### [WHAT IS ASKED]
Tally the lines in the listing below that contain "emoji" and report the tally alone.

### [PROVIDED DATA]
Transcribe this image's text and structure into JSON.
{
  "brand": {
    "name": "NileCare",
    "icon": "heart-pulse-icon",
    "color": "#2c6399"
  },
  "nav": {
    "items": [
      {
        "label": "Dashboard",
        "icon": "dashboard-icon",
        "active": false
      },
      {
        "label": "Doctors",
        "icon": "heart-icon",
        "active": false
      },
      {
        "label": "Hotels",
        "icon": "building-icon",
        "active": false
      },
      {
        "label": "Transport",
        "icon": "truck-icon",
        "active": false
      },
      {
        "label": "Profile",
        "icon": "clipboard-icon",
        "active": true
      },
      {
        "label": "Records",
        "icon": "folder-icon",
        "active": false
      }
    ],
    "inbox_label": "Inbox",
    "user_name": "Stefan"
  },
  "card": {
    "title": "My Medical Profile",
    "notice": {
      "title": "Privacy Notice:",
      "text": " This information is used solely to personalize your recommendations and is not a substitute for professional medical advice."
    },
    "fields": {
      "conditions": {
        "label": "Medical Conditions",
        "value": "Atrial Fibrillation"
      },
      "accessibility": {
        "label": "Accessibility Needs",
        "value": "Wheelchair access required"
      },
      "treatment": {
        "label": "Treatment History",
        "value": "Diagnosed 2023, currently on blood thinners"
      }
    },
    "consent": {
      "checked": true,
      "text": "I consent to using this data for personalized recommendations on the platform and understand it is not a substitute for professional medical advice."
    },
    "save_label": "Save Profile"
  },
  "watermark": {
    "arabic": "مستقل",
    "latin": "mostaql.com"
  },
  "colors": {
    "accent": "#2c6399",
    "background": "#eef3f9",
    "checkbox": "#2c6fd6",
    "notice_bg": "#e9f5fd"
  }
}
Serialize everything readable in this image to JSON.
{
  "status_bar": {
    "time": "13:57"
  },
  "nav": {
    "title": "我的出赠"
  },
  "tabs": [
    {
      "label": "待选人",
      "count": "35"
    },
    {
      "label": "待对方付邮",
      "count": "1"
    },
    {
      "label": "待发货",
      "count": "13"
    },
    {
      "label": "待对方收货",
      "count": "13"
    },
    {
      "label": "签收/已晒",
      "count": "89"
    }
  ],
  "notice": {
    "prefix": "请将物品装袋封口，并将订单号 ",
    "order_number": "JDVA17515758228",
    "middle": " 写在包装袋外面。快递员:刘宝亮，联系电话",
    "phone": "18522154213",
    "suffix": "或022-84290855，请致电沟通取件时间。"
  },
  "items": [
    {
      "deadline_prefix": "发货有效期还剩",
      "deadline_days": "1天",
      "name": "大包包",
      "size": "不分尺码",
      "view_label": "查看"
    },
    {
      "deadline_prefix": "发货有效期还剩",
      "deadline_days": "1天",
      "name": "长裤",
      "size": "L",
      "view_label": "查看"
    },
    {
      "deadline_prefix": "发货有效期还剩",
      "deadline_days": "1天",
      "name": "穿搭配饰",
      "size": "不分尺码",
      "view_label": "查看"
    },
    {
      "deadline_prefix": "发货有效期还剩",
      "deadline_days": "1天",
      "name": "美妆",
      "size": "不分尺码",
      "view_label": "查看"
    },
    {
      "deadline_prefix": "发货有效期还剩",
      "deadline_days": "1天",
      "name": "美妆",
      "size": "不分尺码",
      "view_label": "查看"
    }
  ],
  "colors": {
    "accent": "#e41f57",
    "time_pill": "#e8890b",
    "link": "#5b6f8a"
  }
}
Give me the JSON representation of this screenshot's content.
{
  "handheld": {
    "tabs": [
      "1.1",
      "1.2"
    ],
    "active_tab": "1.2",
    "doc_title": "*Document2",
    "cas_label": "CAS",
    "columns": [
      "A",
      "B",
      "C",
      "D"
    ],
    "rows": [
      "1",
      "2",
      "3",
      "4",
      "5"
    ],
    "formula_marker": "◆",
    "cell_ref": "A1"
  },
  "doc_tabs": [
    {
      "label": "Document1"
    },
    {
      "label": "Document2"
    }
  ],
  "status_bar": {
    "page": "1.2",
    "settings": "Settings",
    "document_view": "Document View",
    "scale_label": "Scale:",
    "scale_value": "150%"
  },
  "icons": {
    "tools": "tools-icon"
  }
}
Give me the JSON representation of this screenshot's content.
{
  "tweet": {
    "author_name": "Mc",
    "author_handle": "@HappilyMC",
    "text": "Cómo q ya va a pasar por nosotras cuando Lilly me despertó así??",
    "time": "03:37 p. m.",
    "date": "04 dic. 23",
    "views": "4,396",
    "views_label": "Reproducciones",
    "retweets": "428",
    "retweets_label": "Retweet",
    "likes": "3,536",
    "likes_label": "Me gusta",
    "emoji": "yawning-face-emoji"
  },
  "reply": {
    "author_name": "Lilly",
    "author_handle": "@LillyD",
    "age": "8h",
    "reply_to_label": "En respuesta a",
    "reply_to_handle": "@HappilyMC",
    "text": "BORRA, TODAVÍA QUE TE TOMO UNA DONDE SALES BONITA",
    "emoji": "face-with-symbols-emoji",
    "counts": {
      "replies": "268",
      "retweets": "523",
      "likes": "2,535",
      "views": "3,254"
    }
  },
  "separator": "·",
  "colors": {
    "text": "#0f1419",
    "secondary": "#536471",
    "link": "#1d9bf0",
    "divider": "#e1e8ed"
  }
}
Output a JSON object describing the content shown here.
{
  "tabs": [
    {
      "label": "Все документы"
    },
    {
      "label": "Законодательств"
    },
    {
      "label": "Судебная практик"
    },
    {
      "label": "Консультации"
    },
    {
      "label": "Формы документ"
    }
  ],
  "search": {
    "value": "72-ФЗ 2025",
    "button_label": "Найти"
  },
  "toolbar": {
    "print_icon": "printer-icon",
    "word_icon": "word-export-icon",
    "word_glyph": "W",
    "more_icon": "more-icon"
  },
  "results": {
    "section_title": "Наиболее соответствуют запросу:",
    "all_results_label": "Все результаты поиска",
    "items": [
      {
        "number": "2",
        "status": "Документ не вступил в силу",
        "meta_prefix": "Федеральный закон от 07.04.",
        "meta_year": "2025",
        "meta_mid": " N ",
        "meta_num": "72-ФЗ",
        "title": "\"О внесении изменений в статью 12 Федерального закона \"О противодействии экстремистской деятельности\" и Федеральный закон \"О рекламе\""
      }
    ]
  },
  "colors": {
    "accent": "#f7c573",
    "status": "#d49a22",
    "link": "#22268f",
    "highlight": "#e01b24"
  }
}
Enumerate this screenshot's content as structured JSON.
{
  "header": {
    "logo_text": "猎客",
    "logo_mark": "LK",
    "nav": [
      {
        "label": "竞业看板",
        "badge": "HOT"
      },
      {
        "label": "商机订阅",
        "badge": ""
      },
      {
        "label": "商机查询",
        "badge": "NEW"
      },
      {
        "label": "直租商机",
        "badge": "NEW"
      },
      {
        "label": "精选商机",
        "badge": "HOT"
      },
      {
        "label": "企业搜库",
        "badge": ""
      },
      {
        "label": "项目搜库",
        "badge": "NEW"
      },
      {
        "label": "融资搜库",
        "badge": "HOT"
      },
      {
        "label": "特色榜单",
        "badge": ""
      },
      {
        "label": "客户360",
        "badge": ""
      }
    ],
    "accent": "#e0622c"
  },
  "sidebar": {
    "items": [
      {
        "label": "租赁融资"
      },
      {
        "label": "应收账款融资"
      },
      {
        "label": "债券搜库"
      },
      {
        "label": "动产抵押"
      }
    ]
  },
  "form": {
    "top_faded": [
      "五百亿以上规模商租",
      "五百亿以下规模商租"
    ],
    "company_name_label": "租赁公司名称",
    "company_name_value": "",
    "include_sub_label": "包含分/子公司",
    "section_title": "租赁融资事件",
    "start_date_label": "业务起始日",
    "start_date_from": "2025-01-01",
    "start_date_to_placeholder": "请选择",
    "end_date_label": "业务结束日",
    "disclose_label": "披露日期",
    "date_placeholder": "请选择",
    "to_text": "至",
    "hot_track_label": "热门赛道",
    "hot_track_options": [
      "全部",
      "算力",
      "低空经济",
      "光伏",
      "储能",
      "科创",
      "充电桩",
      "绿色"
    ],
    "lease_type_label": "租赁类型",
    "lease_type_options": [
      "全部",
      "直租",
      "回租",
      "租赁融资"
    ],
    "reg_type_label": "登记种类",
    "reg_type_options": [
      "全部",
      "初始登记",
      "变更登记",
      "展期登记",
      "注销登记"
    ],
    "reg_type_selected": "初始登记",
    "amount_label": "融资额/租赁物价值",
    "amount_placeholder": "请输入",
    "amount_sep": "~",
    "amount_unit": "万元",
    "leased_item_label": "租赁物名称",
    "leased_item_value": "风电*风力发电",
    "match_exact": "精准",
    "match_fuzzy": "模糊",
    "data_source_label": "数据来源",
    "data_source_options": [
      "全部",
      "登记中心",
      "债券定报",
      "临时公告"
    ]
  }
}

### [EXERCISE RESPONSE]
2